>>>

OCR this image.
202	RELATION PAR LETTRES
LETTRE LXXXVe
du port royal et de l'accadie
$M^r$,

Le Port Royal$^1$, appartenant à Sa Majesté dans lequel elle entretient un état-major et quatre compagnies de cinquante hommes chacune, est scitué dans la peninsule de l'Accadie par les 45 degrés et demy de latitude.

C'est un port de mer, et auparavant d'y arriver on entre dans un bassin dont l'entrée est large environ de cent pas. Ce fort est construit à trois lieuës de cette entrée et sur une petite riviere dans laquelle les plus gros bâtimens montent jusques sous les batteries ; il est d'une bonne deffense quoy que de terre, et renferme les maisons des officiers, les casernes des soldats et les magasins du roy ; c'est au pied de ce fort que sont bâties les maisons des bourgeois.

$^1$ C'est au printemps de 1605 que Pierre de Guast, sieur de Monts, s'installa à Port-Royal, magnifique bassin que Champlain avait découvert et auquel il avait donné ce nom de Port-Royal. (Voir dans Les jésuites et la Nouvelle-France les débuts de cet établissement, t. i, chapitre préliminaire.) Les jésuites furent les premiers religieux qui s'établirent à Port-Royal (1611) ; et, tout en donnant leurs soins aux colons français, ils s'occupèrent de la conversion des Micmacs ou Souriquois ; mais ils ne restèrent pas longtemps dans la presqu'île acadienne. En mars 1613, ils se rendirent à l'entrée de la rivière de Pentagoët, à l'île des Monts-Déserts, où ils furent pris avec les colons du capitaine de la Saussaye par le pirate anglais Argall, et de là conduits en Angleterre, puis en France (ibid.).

<<<
>>>

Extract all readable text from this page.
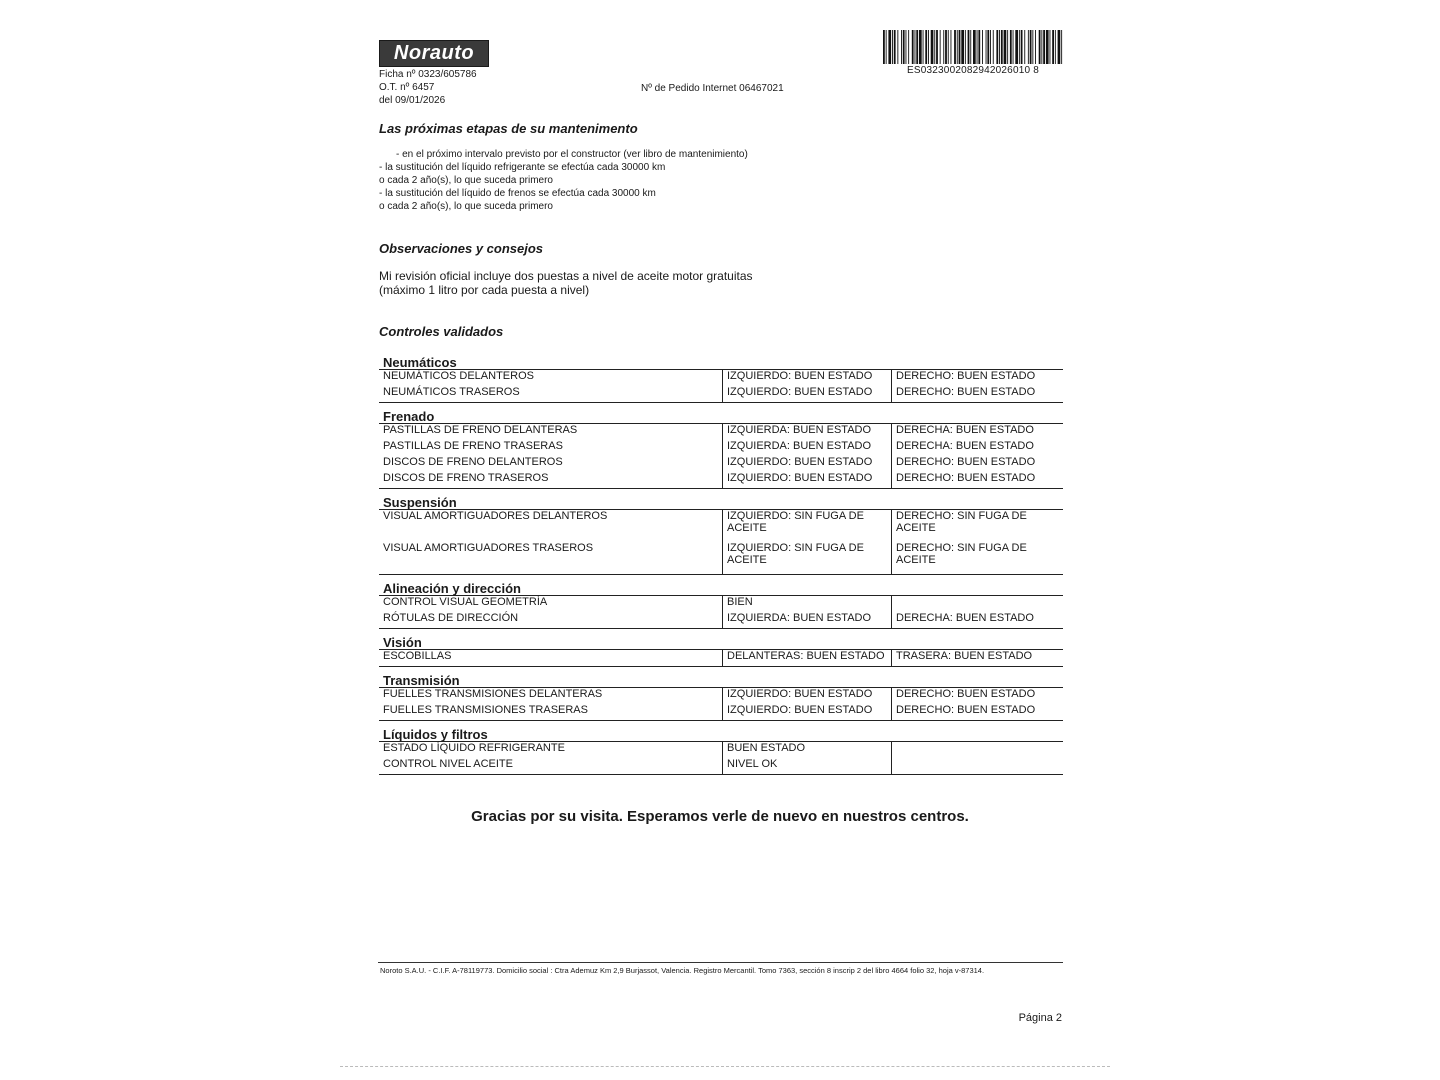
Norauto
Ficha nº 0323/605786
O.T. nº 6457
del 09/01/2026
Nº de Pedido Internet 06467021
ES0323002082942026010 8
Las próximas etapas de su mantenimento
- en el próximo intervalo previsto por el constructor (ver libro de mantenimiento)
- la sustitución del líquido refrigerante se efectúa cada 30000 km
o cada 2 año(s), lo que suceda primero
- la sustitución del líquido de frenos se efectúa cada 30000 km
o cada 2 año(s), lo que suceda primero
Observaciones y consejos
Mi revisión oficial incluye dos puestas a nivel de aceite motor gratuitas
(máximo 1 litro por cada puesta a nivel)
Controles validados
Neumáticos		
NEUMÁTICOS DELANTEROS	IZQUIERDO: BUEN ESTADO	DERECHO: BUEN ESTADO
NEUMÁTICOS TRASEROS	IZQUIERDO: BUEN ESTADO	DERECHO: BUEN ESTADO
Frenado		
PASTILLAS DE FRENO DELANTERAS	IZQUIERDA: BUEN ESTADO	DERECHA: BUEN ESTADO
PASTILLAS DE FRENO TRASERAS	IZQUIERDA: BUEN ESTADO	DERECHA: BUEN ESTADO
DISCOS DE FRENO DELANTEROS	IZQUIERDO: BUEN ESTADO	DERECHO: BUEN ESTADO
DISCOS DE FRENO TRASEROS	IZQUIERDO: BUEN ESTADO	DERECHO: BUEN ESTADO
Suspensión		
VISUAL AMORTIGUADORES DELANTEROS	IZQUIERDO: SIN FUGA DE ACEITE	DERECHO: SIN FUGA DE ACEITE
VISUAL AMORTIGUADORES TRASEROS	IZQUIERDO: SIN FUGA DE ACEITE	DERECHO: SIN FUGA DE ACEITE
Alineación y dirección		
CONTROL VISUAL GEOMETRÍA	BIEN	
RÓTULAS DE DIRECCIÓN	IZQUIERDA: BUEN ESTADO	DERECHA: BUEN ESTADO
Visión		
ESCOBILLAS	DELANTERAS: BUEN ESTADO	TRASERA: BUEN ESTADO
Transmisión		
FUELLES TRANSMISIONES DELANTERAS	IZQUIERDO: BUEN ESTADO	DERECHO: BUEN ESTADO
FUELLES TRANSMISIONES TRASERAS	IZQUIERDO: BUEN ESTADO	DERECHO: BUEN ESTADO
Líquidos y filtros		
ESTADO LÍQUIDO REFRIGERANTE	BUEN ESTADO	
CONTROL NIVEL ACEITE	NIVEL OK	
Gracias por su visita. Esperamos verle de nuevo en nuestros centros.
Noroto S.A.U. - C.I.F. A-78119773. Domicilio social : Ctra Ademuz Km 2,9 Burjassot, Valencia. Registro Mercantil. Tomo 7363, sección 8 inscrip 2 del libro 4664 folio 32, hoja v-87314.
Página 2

<<<

▶ [PROMPT]
Return solely the number of lines in the data that include the word "AMORTIGUADORES".

▶ [SOLUTION FOR THIS PROBLEM]
2